To be done => Repeat every line of the material, character for character.
#### Stored rows ####
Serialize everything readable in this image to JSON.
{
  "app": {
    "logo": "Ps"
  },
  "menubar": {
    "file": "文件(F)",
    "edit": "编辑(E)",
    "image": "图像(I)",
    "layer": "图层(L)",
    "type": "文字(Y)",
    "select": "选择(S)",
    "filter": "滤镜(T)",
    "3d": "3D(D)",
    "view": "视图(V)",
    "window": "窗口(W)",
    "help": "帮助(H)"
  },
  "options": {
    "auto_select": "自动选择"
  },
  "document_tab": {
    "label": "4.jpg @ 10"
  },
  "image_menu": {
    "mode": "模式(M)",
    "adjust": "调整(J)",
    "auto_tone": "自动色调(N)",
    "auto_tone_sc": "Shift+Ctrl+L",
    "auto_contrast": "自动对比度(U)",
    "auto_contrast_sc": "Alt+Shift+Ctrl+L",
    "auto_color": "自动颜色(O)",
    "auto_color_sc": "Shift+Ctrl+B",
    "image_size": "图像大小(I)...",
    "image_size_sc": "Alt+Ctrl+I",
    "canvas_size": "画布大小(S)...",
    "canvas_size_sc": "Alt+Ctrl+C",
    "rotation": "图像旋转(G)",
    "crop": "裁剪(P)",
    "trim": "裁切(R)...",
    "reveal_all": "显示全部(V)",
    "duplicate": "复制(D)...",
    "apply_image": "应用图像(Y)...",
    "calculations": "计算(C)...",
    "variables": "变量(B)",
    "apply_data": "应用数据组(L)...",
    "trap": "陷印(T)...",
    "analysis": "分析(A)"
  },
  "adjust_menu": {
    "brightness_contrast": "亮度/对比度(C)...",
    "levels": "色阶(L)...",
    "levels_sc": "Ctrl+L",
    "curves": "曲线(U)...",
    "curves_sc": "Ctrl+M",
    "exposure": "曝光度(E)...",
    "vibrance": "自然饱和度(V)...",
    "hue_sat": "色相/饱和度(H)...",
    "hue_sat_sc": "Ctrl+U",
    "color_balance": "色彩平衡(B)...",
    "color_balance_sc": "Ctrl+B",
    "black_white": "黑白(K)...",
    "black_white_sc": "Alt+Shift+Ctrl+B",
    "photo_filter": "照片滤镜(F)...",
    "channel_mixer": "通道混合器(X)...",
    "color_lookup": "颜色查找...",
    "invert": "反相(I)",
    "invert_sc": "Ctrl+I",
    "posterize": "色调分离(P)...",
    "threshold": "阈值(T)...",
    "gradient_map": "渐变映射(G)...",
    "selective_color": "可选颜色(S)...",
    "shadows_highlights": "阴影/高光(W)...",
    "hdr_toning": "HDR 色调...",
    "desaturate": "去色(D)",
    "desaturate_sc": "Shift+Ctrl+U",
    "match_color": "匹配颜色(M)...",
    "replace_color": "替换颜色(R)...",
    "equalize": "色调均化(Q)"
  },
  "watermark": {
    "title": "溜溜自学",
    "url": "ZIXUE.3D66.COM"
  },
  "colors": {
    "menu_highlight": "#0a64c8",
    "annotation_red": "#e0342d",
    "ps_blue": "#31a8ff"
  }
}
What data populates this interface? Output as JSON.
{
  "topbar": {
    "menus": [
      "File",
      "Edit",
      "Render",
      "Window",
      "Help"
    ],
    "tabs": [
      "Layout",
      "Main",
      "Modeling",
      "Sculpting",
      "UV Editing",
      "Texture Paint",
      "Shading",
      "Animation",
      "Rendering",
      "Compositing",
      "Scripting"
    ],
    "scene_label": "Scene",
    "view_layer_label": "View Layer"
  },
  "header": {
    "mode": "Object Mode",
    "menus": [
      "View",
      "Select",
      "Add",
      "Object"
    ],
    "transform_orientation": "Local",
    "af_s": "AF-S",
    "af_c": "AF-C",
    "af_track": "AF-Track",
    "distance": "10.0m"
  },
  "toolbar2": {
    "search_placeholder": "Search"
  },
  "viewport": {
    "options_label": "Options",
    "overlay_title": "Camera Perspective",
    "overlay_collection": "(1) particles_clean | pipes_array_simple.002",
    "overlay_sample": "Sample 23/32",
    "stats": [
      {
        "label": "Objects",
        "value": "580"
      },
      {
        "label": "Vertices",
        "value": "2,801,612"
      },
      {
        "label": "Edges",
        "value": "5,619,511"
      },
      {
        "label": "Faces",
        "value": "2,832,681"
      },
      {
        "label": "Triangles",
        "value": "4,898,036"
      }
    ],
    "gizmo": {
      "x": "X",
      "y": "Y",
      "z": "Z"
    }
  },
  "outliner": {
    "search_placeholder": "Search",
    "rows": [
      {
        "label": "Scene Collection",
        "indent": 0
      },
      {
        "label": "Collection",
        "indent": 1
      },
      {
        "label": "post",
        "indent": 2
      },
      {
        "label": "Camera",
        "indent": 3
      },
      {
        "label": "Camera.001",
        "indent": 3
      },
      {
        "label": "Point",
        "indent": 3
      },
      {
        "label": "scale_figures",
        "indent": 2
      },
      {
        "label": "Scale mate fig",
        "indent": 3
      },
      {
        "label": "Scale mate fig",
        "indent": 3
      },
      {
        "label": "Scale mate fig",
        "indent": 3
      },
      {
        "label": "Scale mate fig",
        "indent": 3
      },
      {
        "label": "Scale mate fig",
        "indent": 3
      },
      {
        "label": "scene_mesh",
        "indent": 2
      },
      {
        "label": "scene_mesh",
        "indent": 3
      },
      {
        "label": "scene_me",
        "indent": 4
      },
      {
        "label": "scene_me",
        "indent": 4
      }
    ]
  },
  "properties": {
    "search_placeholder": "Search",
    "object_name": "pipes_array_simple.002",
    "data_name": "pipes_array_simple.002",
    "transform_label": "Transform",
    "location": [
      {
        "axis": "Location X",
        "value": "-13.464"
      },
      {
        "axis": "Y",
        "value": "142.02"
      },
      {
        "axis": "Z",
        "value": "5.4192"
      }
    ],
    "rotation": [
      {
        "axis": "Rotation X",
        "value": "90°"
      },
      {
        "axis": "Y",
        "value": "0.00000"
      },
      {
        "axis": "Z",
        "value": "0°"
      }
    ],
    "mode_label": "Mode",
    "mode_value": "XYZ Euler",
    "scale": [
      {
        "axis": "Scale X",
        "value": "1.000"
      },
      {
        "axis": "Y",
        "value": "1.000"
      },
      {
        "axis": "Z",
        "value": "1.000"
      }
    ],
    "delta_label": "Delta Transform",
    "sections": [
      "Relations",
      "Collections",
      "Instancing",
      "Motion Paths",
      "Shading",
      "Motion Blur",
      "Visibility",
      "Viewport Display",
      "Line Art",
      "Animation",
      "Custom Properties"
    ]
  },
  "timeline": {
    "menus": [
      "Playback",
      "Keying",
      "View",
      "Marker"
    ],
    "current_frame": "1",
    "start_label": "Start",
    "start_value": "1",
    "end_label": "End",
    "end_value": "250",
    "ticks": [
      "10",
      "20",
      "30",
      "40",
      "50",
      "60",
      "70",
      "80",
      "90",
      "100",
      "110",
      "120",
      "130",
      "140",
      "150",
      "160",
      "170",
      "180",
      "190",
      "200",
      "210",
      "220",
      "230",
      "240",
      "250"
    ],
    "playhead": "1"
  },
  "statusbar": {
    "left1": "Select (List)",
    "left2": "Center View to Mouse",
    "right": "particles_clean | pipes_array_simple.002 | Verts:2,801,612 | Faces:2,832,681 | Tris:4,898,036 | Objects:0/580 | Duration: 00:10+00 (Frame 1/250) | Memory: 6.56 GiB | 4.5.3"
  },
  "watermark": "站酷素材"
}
####
Written solution =>
Serialize everything readable in this image to JSON.
{
  "app": {
    "logo": "Ps"
  },
  "menubar": {
    "file": "文件(F)",
    "edit": "编辑(E)",
    "image": "图像(I)",
    "layer": "图层(L)",
    "type": "文字(Y)",
    "select": "选择(S)",
    "filter": "滤镜(T)",
    "3d": "3D(D)",
    "view": "视图(V)",
    "window": "窗口(W)",
    "help": "帮助(H)"
  },
  "options": {
    "auto_select": "自动选择"
  },
  "document_tab": {
    "label": "4.jpg @ 10"
  },
  "image_menu": {
    "mode": "模式(M)",
    "adjust": "调整(J)",
    "auto_tone": "自动色调(N)",
    "auto_tone_sc": "Shift+Ctrl+L",
    "auto_contrast": "自动对比度(U)",
    "auto_contrast_sc": "Alt+Shift+Ctrl+L",
    "auto_color": "自动颜色(O)",
    "auto_color_sc": "Shift+Ctrl+B",
    "image_size": "图像大小(I)...",
    "image_size_sc": "Alt+Ctrl+I",
    "canvas_size": "画布大小(S)...",
    "canvas_size_sc": "Alt+Ctrl+C",
    "rotation": "图像旋转(G)",
    "crop": "裁剪(P)",
    "trim": "裁切(R)...",
    "reveal_all": "显示全部(V)",
    "duplicate": "复制(D)...",
    "apply_image": "应用图像(Y)...",
    "calculations": "计算(C)...",
    "variables": "变量(B)",
    "apply_data": "应用数据组(L)...",
    "trap": "陷印(T)...",
    "analysis": "分析(A)"
  },
  "adjust_menu": {
    "brightness_contrast": "亮度/对比度(C)...",
    "levels": "色阶(L)...",
    "levels_sc": "Ctrl+L",
    "curves": "曲线(U)...",
    "curves_sc": "Ctrl+M",
    "exposure": "曝光度(E)...",
    "vibrance": "自然饱和度(V)...",
    "hue_sat": "色相/饱和度(H)...",
    "hue_sat_sc": "Ctrl+U",
    "color_balance": "色彩平衡(B)...",
    "color_balance_sc": "Ctrl+B",
    "black_white": "黑白(K)...",
    "black_white_sc": "Alt+Shift+Ctrl+B",
    "photo_filter": "照片滤镜(F)...",
    "channel_mixer": "通道混合器(X)...",
    "color_lookup": "颜色查找...",
    "invert": "反相(I)",
    "invert_sc": "Ctrl+I",
    "posterize": "色调分离(P)...",
    "threshold": "阈值(T)...",
    "gradient_map": "渐变映射(G)...",
    "selective_color": "可选颜色(S)...",
    "shadows_highlights": "阴影/高光(W)...",
    "hdr_toning": "HDR 色调...",
    "desaturate": "去色(D)",
    "desaturate_sc": "Shift+Ctrl+U",
    "match_color": "匹配颜色(M)...",
    "replace_color": "替换颜色(R)...",
    "equalize": "色调均化(Q)"
  },
  "watermark": {
    "title": "溜溜自学",
    "url": "ZIXUE.3D66.COM"
  },
  "colors": {
    "menu_highlight": "#0a64c8",
    "annotation_red": "#e0342d",
    "ps_blue": "#31a8ff"
  }
}
What data populates this interface? Output as JSON.
{
  "topbar": {
    "menus": [
      "File",
      "Edit",
      "Render",
      "Window",
      "Help"
    ],
    "tabs": [
      "Layout",
      "Main",
      "Modeling",
      "Sculpting",
      "UV Editing",
      "Texture Paint",
      "Shading",
      "Animation",
      "Rendering",
      "Compositing",
      "Scripting"
    ],
    "scene_label": "Scene",
    "view_layer_label": "View Layer"
  },
  "header": {
    "mode": "Object Mode",
    "menus": [
      "View",
      "Select",
      "Add",
      "Object"
    ],
    "transform_orientation": "Local",
    "af_s": "AF-S",
    "af_c": "AF-C",
    "af_track": "AF-Track",
    "distance": "10.0m"
  },
  "toolbar2": {
    "search_placeholder": "Search"
  },
  "viewport": {
    "options_label": "Options",
    "overlay_title": "Camera Perspective",
    "overlay_collection": "(1) particles_clean | pipes_array_simple.002",
    "overlay_sample": "Sample 23/32",
    "stats": [
      {
        "label": "Objects",
        "value": "580"
      },
      {
        "label": "Vertices",
        "value": "2,801,612"
      },
      {
        "label": "Edges",
        "value": "5,619,511"
      },
      {
        "label": "Faces",
        "value": "2,832,681"
      },
      {
        "label": "Triangles",
        "value": "4,898,036"
      }
    ],
    "gizmo": {
      "x": "X",
      "y": "Y",
      "z": "Z"
    }
  },
  "outliner": {
    "search_placeholder": "Search",
    "rows": [
      {
        "label": "Scene Collection",
        "indent": 0
      },
      {
        "label": "Collection",
        "indent": 1
      },
      {
        "label": "post",
        "indent": 2
      },
      {
        "label": "Camera",
        "indent": 3
      },
      {
        "label": "Camera.001",
        "indent": 3
      },
      {
        "label": "Point",
        "indent": 3
      },
      {
        "label": "scale_figures",
        "indent": 2
      },
      {
        "label": "Scale mate fig",
        "indent": 3
      },
      {
        "label": "Scale mate fig",
        "indent": 3
      },
      {
        "label": "Scale mate fig",
        "indent": 3
      },
      {
        "label": "Scale mate fig",
        "indent": 3
      },
      {
        "label": "Scale mate fig",
        "indent": 3
      },
      {
        "label": "scene_mesh",
        "indent": 2
      },
      {
        "label": "scene_mesh",
        "indent": 3
      },
      {
        "label": "scene_me",
        "indent": 4
      },
      {
        "label": "scene_me",
        "indent": 4
      }
    ]
  },
  "properties": {
    "search_placeholder": "Search",
    "object_name": "pipes_array_simple.002",
    "data_name": "pipes_array_simple.002",
    "transform_label": "Transform",
    "location": [
      {
        "axis": "Location X",
        "value": "-13.464"
      },
      {
        "axis": "Y",
        "value": "142.02"
      },
      {
        "axis": "Z",
        "value": "5.4192"
      }
    ],
    "rotation": [
      {
        "axis": "Rotation X",
        "value": "90°"
      },
      {
        "axis": "Y",
        "value": "0.00000"
      },
      {
        "axis": "Z",
        "value": "0°"
      }
    ],
    "mode_label": "Mode",
    "mode_value": "XYZ Euler",
    "scale": [
      {
        "axis": "Scale X",
        "value": "1.000"
      },
      {
        "axis": "Y",
        "value": "1.000"
      },
      {
        "axis": "Z",
        "value": "1.000"
      }
    ],
    "delta_label": "Delta Transform",
    "sections": [
      "Relations",
      "Collections",
      "Instancing",
      "Motion Paths",
      "Shading",
      "Motion Blur",
      "Visibility",
      "Viewport Display",
      "Line Art",
      "Animation",
      "Custom Properties"
    ]
  },
  "timeline": {
    "menus": [
      "Playback",
      "Keying",
      "View",
      "Marker"
    ],
    "current_frame": "1",
    "start_label": "Start",
    "start_value": "1",
    "end_label": "End",
    "end_value": "250",
    "ticks": [
      "10",
      "20",
      "30",
      "40",
      "50",
      "60",
      "70",
      "80",
      "90",
      "100",
      "110",
      "120",
      "130",
      "140",
      "150",
      "160",
      "170",
      "180",
      "190",
      "200",
      "210",
      "220",
      "230",
      "240",
      "250"
    ],
    "playhead": "1"
  },
  "statusbar": {
    "left1": "Select (List)",
    "left2": "Center View to Mouse",
    "right": "particles_clean | pipes_array_simple.002 | Verts:2,801,612 | Faces:2,832,681 | Tris:4,898,036 | Objects:0/580 | Duration: 00:10+00 (Frame 1/250) | Memory: 6.56 GiB | 4.5.3"
  },
  "watermark": "站酷素材"
}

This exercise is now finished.